>>

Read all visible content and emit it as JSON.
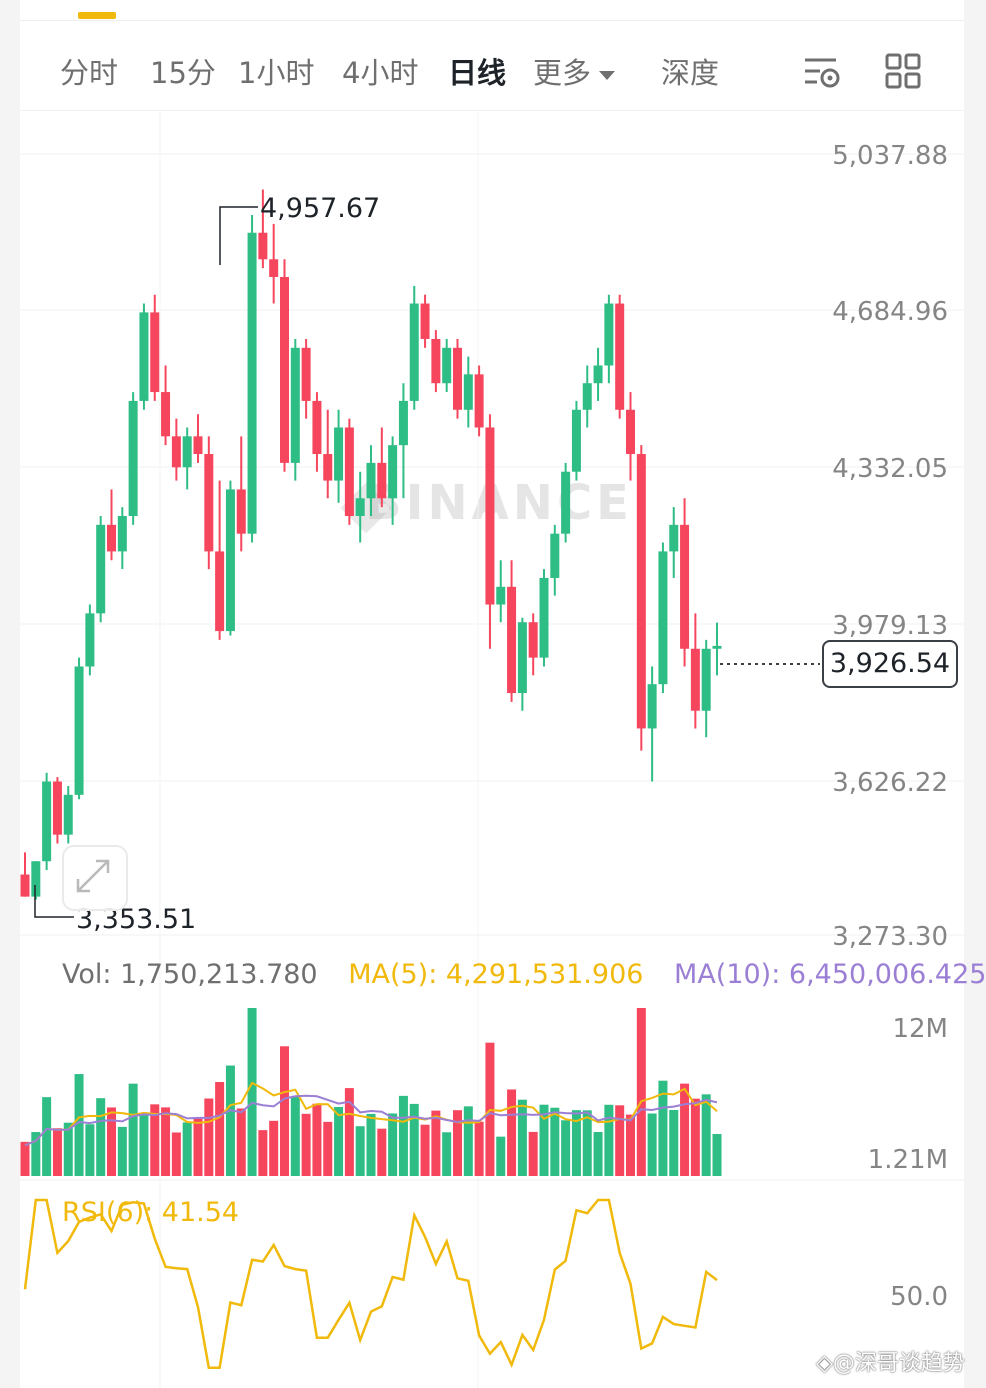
{
  "tabs": [
    {
      "label": "分时",
      "active": false
    },
    {
      "label": "15分",
      "active": false
    },
    {
      "label": "1小时",
      "active": false
    },
    {
      "label": "4小时",
      "active": false
    },
    {
      "label": "日线",
      "active": true
    },
    {
      "label": "更多",
      "active": false
    },
    {
      "label": "深度",
      "active": false
    }
  ],
  "toolbar_icons": [
    "indicator-settings-icon",
    "layout-grid-icon"
  ],
  "watermark_logo": "BINANCE",
  "price_axis": [
    "5,037.88",
    "4,684.96",
    "4,332.05",
    "3,979.13",
    "3,626.22",
    "3,273.30"
  ],
  "high_label": "4,957.67",
  "low_label": "3,353.51",
  "current_price": "3,926.54",
  "volume": {
    "vol_text": "Vol: 1,750,213.780",
    "ma5_text": "MA(5): 4,291,531.906",
    "ma10_text": "MA(10): 6,450,006.425",
    "axis_top": "12M",
    "axis_bottom": "1.21M"
  },
  "rsi": {
    "label": "RSI(6): 41.54",
    "axis": "50.0"
  },
  "credit": "◈@深哥谈趋势",
  "colors": {
    "up": "#2ebd85",
    "down": "#f6465d",
    "ma5": "#f0b90b",
    "ma10": "#9b7fd4",
    "rsi": "#f0b90b"
  },
  "chart_data": {
    "type": "candlestick",
    "price_range": [
      3273.3,
      5037.88
    ],
    "candles": [
      [
        3410,
        3460,
        3360,
        3360
      ],
      [
        3360,
        3440,
        3353.51,
        3440
      ],
      [
        3440,
        3640,
        3420,
        3620
      ],
      [
        3620,
        3630,
        3480,
        3500
      ],
      [
        3500,
        3610,
        3480,
        3590
      ],
      [
        3590,
        3900,
        3580,
        3880
      ],
      [
        3880,
        4020,
        3860,
        4000
      ],
      [
        4000,
        4220,
        3980,
        4200
      ],
      [
        4200,
        4280,
        4120,
        4140
      ],
      [
        4140,
        4240,
        4100,
        4220
      ],
      [
        4220,
        4500,
        4200,
        4480
      ],
      [
        4480,
        4700,
        4460,
        4680
      ],
      [
        4680,
        4720,
        4480,
        4500
      ],
      [
        4500,
        4560,
        4380,
        4400
      ],
      [
        4400,
        4440,
        4300,
        4330
      ],
      [
        4330,
        4420,
        4280,
        4400
      ],
      [
        4400,
        4450,
        4340,
        4360
      ],
      [
        4360,
        4400,
        4100,
        4140
      ],
      [
        4140,
        4300,
        3940,
        3960
      ],
      [
        3960,
        4300,
        3950,
        4280
      ],
      [
        4280,
        4400,
        4140,
        4180
      ],
      [
        4180,
        4900,
        4160,
        4860
      ],
      [
        4860,
        4957.67,
        4780,
        4800
      ],
      [
        4800,
        4880,
        4700,
        4760
      ],
      [
        4760,
        4800,
        4320,
        4340
      ],
      [
        4340,
        4620,
        4300,
        4600
      ],
      [
        4600,
        4620,
        4440,
        4480
      ],
      [
        4480,
        4500,
        4320,
        4360
      ],
      [
        4360,
        4460,
        4260,
        4300
      ],
      [
        4300,
        4460,
        4250,
        4420
      ],
      [
        4420,
        4440,
        4200,
        4220
      ],
      [
        4220,
        4320,
        4160,
        4260
      ],
      [
        4260,
        4380,
        4220,
        4340
      ],
      [
        4340,
        4420,
        4240,
        4260
      ],
      [
        4260,
        4400,
        4200,
        4380
      ],
      [
        4380,
        4520,
        4260,
        4480
      ],
      [
        4480,
        4740,
        4460,
        4700
      ],
      [
        4700,
        4720,
        4600,
        4620
      ],
      [
        4620,
        4640,
        4500,
        4520
      ],
      [
        4520,
        4620,
        4500,
        4600
      ],
      [
        4600,
        4620,
        4440,
        4460
      ],
      [
        4460,
        4580,
        4420,
        4540
      ],
      [
        4540,
        4560,
        4400,
        4420
      ],
      [
        4420,
        4450,
        3920,
        4020
      ],
      [
        4020,
        4120,
        3980,
        4060
      ],
      [
        4060,
        4120,
        3800,
        3820
      ],
      [
        3820,
        3990,
        3780,
        3980
      ],
      [
        3980,
        4000,
        3860,
        3900
      ],
      [
        3900,
        4100,
        3880,
        4080
      ],
      [
        4080,
        4200,
        4040,
        4180
      ],
      [
        4180,
        4340,
        4160,
        4320
      ],
      [
        4320,
        4480,
        4300,
        4460
      ],
      [
        4460,
        4560,
        4420,
        4520
      ],
      [
        4520,
        4600,
        4480,
        4560
      ],
      [
        4560,
        4720,
        4520,
        4700
      ],
      [
        4700,
        4720,
        4440,
        4460
      ],
      [
        4460,
        4500,
        4300,
        4360
      ],
      [
        4360,
        4380,
        3690,
        3740
      ],
      [
        3740,
        3880,
        3620,
        3840
      ],
      [
        3840,
        4160,
        3820,
        4140
      ],
      [
        4140,
        4240,
        4080,
        4200
      ],
      [
        4200,
        4260,
        3880,
        3920
      ],
      [
        3920,
        4000,
        3740,
        3780
      ],
      [
        3780,
        3940,
        3720,
        3920
      ],
      [
        3920,
        3979.13,
        3860,
        3926.54
      ]
    ],
    "volume_range": [
      1210000,
      12000000
    ],
    "rsi_range": [
      0,
      100
    ]
  }
}
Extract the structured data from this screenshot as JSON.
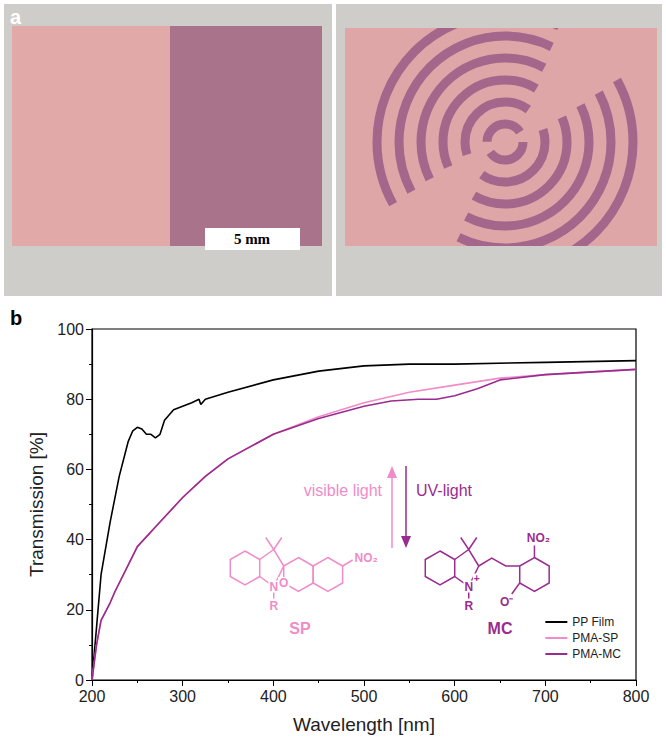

<<

__WRITTEN EXERCISE__
Leaving all pictures aside, quote each record exactly.

__EXERCISE RESULT__
Read all visible content and emit it as JSON.
{
  "tabs": [
    {
      "label": "分时",
      "active": false
    },
    {
      "label": "15分",
      "active": false
    },
    {
      "label": "1小时",
      "active": false
    },
    {
      "label": "4小时",
      "active": false
    },
    {
      "label": "日线",
      "active": true
    },
    {
      "label": "更多",
      "active": false
    },
    {
      "label": "深度",
      "active": false
    }
  ],
  "toolbar_icons": [
    "indicator-settings-icon",
    "layout-grid-icon"
  ],
  "watermark_logo": "BINANCE",
  "price_axis": [
    "5,037.88",
    "4,684.96",
    "4,332.05",
    "3,979.13",
    "3,626.22",
    "3,273.30"
  ],
  "high_label": "4,957.67",
  "low_label": "3,353.51",
  "current_price": "3,926.54",
  "volume": {
    "vol_text": "Vol: 1,750,213.780",
    "ma5_text": "MA(5): 4,291,531.906",
    "ma10_text": "MA(10): 6,450,006.425",
    "axis_top": "12M",
    "axis_bottom": "1.21M"
  },
  "rsi": {
    "label": "RSI(6): 41.54",
    "axis": "50.0"
  },
  "credit": "◈@深哥谈趋势",
  "colors": {
    "up": "#2ebd85",
    "down": "#f6465d",
    "ma5": "#f0b90b",
    "ma10": "#9b7fd4",
    "rsi": "#f0b90b"
  },
  "chart_data": {
    "type": "candlestick",
    "price_range": [
      3273.3,
      5037.88
    ],
    "candles": [
      [
        3410,
        3460,
        3360,
        3360
      ],
      [
        3360,
        3440,
        3353.51,
        3440
      ],
      [
        3440,
        3640,
        3420,
        3620
      ],
      [
        3620,
        3630,
        3480,
        3500
      ],
      [
        3500,
        3610,
        3480,
        3590
      ],
      [
        3590,
        3900,
        3580,
        3880
      ],
      [
        3880,
        4020,
        3860,
        4000
      ],
      [
        4000,
        4220,
        3980,
        4200
      ],
      [
        4200,
        4280,
        4120,
        4140
      ],
      [
        4140,
        4240,
        4100,
        4220
      ],
      [
        4220,
        4500,
        4200,
        4480
      ],
      [
        4480,
        4700,
        4460,
        4680
      ],
      [
        4680,
        4720,
        4480,
        4500
      ],
      [
        4500,
        4560,
        4380,
        4400
      ],
      [
        4400,
        4440,
        4300,
        4330
      ],
      [
        4330,
        4420,
        4280,
        4400
      ],
      [
        4400,
        4450,
        4340,
        4360
      ],
      [
        4360,
        4400,
        4100,
        4140
      ],
      [
        4140,
        4300,
        3940,
        3960
      ],
      [
        3960,
        4300,
        3950,
        4280
      ],
      [
        4280,
        4400,
        4140,
        4180
      ],
      [
        4180,
        4900,
        4160,
        4860
      ],
      [
        4860,
        4957.67,
        4780,
        4800
      ],
      [
        4800,
        4880,
        4700,
        4760
      ],
      [
        4760,
        4800,
        4320,
        4340
      ],
      [
        4340,
        4620,
        4300,
        4600
      ],
      [
        4600,
        4620,
        4440,
        4480
      ],
      [
        4480,
        4500,
        4320,
        4360
      ],
      [
        4360,
        4460,
        4260,
        4300
      ],
      [
        4300,
        4460,
        4250,
        4420
      ],
      [
        4420,
        4440,
        4200,
        4220
      ],
      [
        4220,
        4320,
        4160,
        4260
      ],
      [
        4260,
        4380,
        4220,
        4340
      ],
      [
        4340,
        4420,
        4240,
        4260
      ],
      [
        4260,
        4400,
        4200,
        4380
      ],
      [
        4380,
        4520,
        4260,
        4480
      ],
      [
        4480,
        4740,
        4460,
        4700
      ],
      [
        4700,
        4720,
        4600,
        4620
      ],
      [
        4620,
        4640,
        4500,
        4520
      ],
      [
        4520,
        4620,
        4500,
        4600
      ],
      [
        4600,
        4620,
        4440,
        4460
      ],
      [
        4460,
        4580,
        4420,
        4540
      ],
      [
        4540,
        4560,
        4400,
        4420
      ],
      [
        4420,
        4450,
        3920,
        4020
      ],
      [
        4020,
        4120,
        3980,
        4060
      ],
      [
        4060,
        4120,
        3800,
        3820
      ],
      [
        3820,
        3990,
        3780,
        3980
      ],
      [
        3980,
        4000,
        3860,
        3900
      ],
      [
        3900,
        4100,
        3880,
        4080
      ],
      [
        4080,
        4200,
        4040,
        4180
      ],
      [
        4180,
        4340,
        4160,
        4320
      ],
      [
        4320,
        4480,
        4300,
        4460
      ],
      [
        4460,
        4560,
        4420,
        4520
      ],
      [
        4520,
        4600,
        4480,
        4560
      ],
      [
        4560,
        4720,
        4520,
        4700
      ],
      [
        4700,
        4720,
        4440,
        4460
      ],
      [
        4460,
        4500,
        4300,
        4360
      ],
      [
        4360,
        4380,
        3690,
        3740
      ],
      [
        3740,
        3880,
        3620,
        3840
      ],
      [
        3840,
        4160,
        3820,
        4140
      ],
      [
        4140,
        4240,
        4080,
        4200
      ],
      [
        4200,
        4260,
        3880,
        3920
      ],
      [
        3920,
        4000,
        3740,
        3780
      ],
      [
        3780,
        3940,
        3720,
        3920
      ],
      [
        3920,
        3979.13,
        3860,
        3926.54
      ]
    ],
    "volume_range": [
      1210000,
      12000000
    ],
    "rsi_range": [
      0,
      100
    ]
  }
}
Extract the structured data from this screenshot as JSON.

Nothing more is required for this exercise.